■ **Passage provided**:
_____

Clause 52. The method of clause 50 or 51, wherein the first sub-region comprises a bottom-left sub-region, and the first set of unreconstructed samples is determined by horizontal padding at least one constructed reference sample in a right-most column of a coding unit left to the current video block.

Clause 53. The method of any of clauses 50-52, wherein the second sub-region comprises a top-right sub-region, and the second set of unreconstructed samples is determined by vertical padding at least one constructed reference sample in a bottom-most row of a coding unit above to the current video block.

Clause 54. The method of any of clauses 44-53, wherein the current video block is coded with at least one of: an intra block copy (IBC) mode, an intra template matching prediction (TMP) mode, or a reconstruction-reordered IBC (RR-IBC) mode.

Clause 55. The method of clause 54, wherein a flip type of the current video block coded with the RR-IBC mode comprises a first flip type or a second flip type.

Clause 56. The method of any of clauses 24-55, wherein a first template matching process for the BV candidate is different from a second template matching process for a further BV candidate, the BV candidate being associated with the reference block comprising the at least one reconstructed sample and the at least one unreconstructed sample, the further BV candidate being associated with a further reference block fully reconstructed inside a current picture.

Clause 57. The method of clause 56, wherein the first template matching process comprises a template matching based reordering process.

Clause 58. The method of clause 56, wherein the first template matching process comprises a template matching based refinement process.

Clause 59. The method of any of clauses 56-58, wherein if a reference sample of a reference template of the current video block is unreconstructed, a reference sample of a current template of the current video block corresponding to the reference sample of the reference block is padded.

Clause 60. The method of clause 59, wherein padding of the reference sample of the current template to the reference sample of the reference template is same with padding of a reference sample in a reconstructed region of the reference block to a reference sample in an unreconstructed region of the reference block.

Clause 61. The method of clause 59 or 60, wherein if the current video block is horizontally flipped, the reference sample of the current template is to be padded to the reference sample of the reference template.

Clause 62. The method of clause 61, wherein a right column part of the reference template is determined based on at least one of: a horizontal padding of the current template, or at least one prediction sample of the current video block.

Clause 63. The method of clause 59 or 60, wherein if the current video block is vertically flipped, the reference sample of the current template is to be padded to the reference sample of the reference template.

_____

■ **Excerpted data**:

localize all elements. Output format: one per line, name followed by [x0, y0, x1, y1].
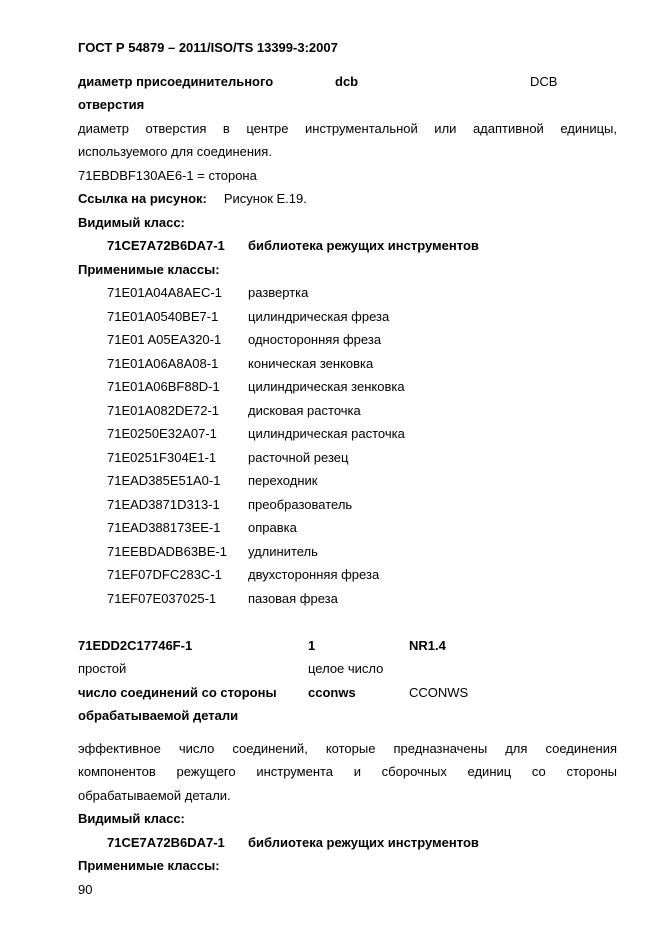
class-name: пазовая фреза	[248, 587, 617, 611]
entry1-note: 71EBDBF130AE6-1 = сторона	[78, 164, 617, 188]
applicable-class-row: 71E01A06A8A08-1 коническая зенковка	[78, 352, 617, 376]
page-number: 90	[78, 878, 617, 902]
class-name: развертка	[248, 281, 617, 305]
entry1-definition: диаметр отверстия в центре инструменталь…	[78, 117, 617, 164]
visible-class-id: 71CE7A72B6DA7-1	[107, 234, 248, 258]
class-id: 71E01A06BF88D-1	[107, 375, 248, 399]
entry2-format: NR1.4	[409, 634, 617, 658]
applicable-class-row: 71E01 A05EA320-1 односторонняя фреза	[78, 328, 617, 352]
entry2-visible-class-label: Видимый класс:	[78, 807, 617, 831]
figure-ref-label: Ссылка на рисунок:	[78, 191, 207, 206]
entry1-figure-ref: Ссылка на рисунок:Рисунок Е.19.	[78, 187, 617, 211]
applicable-class-row: 71E01A0540BE7-1 цилиндрическая фреза	[78, 305, 617, 329]
entry2-id: 71EDD2C17746F-1	[78, 634, 308, 658]
applicable-class-row: 71E01A082DE72-1 дисковая расточка	[78, 399, 617, 423]
entry1-definition-line-2: используемого для соединения.	[78, 140, 617, 164]
applicable-class-row: 71E0250E32A07-1 цилиндрическая расточка	[78, 422, 617, 446]
entry-cconws: 71EDD2C17746F-1 1 NR1.4 простой целое чи…	[78, 634, 617, 878]
entry1-visible-class-row: 71CE7A72B6DA7-1 библиотека режущих инстр…	[78, 234, 617, 258]
entry1-term-line-1: диаметр присоединительного	[78, 70, 335, 94]
visible-class-name: библиотека режущих инструментов	[248, 234, 617, 258]
class-name: цилиндрическая расточка	[248, 422, 617, 446]
class-id: 71EAD388173EE-1	[107, 516, 248, 540]
entry2-visible-class-row: 71CE7A72B6DA7-1 библиотека режущих инстр…	[78, 831, 617, 855]
visible-class-name: библиотека режущих инструментов	[248, 831, 617, 855]
entry1-code: DCB	[530, 70, 617, 94]
entry2-term-row: число соединений со стороны обрабатываем…	[78, 681, 617, 728]
applicable-class-row: 71EEBDADB63BE-1 удлинитель	[78, 540, 617, 564]
entry2-applicable-label: Применимые классы:	[78, 854, 617, 878]
class-id: 71E01A06A8A08-1	[107, 352, 248, 376]
document-page: ГОСТ Р 54879 – 2011/ISO/TS 13399-3:2007 …	[0, 0, 662, 935]
class-id: 71E01 A05EA320-1	[107, 328, 248, 352]
entry1-term: диаметр присоединительного отверстия	[78, 70, 335, 117]
class-name: переходник	[248, 469, 617, 493]
class-name: удлинитель	[248, 540, 617, 564]
entry2-kind: простой	[78, 657, 308, 681]
class-name: двухсторонняя фреза	[248, 563, 617, 587]
class-id: 71E01A04A8AEC-1	[107, 281, 248, 305]
class-id: 71EAD385E51A0-1	[107, 469, 248, 493]
entry2-code: CCONWS	[409, 681, 617, 705]
entry1-term-row: диаметр присоединительного отверстия dcb…	[78, 70, 617, 117]
class-id: 71E0251F304E1-1	[107, 446, 248, 470]
entry2-symbol: cconws	[308, 681, 409, 705]
class-id: 71EF07DFC283C-1	[107, 563, 248, 587]
class-id: 71EEBDADB63BE-1	[107, 540, 248, 564]
entry2-definition-line-2: компонентов режущего инструмента и сборо…	[78, 760, 617, 784]
entry2-id-row: 71EDD2C17746F-1 1 NR1.4	[78, 634, 617, 658]
entry2-definition-line-1: эффективное число соединений, которые пр…	[78, 737, 617, 761]
class-id: 71EF07E037025-1	[107, 587, 248, 611]
class-name: цилиндрическая зенковка	[248, 375, 617, 399]
class-name: цилиндрическая фреза	[248, 305, 617, 329]
class-name: коническая зенковка	[248, 352, 617, 376]
document-header: ГОСТ Р 54879 – 2011/ISO/TS 13399-3:2007	[78, 36, 617, 60]
entry1-term-line-2: отверстия	[78, 93, 335, 117]
entry-dcb: диаметр присоединительного отверстия dcb…	[78, 70, 617, 611]
class-id: 71E0250E32A07-1	[107, 422, 248, 446]
entry2-definition-line-3: обрабатываемой детали.	[78, 784, 617, 808]
applicable-class-row: 71EAD3871D313-1 преобразователь	[78, 493, 617, 517]
entry2-datatype: целое число	[308, 657, 510, 681]
class-name: оправка	[248, 516, 617, 540]
entry1-definition-line-1: диаметр отверстия в центре инструменталь…	[78, 117, 617, 141]
entry1-applicable-label: Применимые классы:	[78, 258, 617, 282]
class-id: 71E01A0540BE7-1	[107, 305, 248, 329]
applicable-class-row: 71E0251F304E1-1 расточной резец	[78, 446, 617, 470]
class-name: расточной резец	[248, 446, 617, 470]
class-id: 71E01A082DE72-1	[107, 399, 248, 423]
entry2-type-row: простой целое число	[78, 657, 617, 681]
entry1-visible-class-label: Видимый класс:	[78, 211, 617, 235]
entry2-number: 1	[308, 634, 409, 658]
visible-class-id: 71CE7A72B6DA7-1	[107, 831, 248, 855]
entry2-definition: эффективное число соединений, которые пр…	[78, 737, 617, 808]
entry1-applicable-list: 71E01A04A8AEC-1 развертка 71E01A0540BE7-…	[78, 281, 617, 610]
applicable-class-row: 71E01A06BF88D-1 цилиндрическая зенковка	[78, 375, 617, 399]
class-name: преобразователь	[248, 493, 617, 517]
applicable-class-row: 71EAD385E51A0-1 переходник	[78, 469, 617, 493]
entry2-term: число соединений со стороны обрабатываем…	[78, 681, 308, 728]
applicable-class-row: 71E01A04A8AEC-1 развертка	[78, 281, 617, 305]
class-name: дисковая расточка	[248, 399, 617, 423]
entry2-term-line-2: обрабатываемой детали	[78, 704, 308, 728]
applicable-class-row: 71EF07E037025-1 пазовая фреза	[78, 587, 617, 611]
figure-ref-value: Рисунок Е.19.	[224, 191, 307, 206]
class-name: односторонняя фреза	[248, 328, 617, 352]
applicable-class-row: 71EAD388173EE-1 оправка	[78, 516, 617, 540]
class-id: 71EAD3871D313-1	[107, 493, 248, 517]
entry2-term-line-1: число соединений со стороны	[78, 681, 308, 705]
entry1-symbol: dcb	[335, 70, 530, 94]
applicable-class-row: 71EF07DFC283C-1 двухсторонняя фреза	[78, 563, 617, 587]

_____

■ **Work required**: Reproduce the stretch of the patent clauses from "Clause 56. The" through "a current picture." without any changes.

■ **Exercise answer**:
Clause 56. The method of any of clauses 24-55, wherein a first template matching process for the BV candidate is different from a second template matching process for a further BV candidate, the BV candidate being associated with the reference block comprising the at least one reconstructed sample and the at least one unreconstructed sample, the further BV candidate being associated with a further reference block fully reconstructed inside a current picture.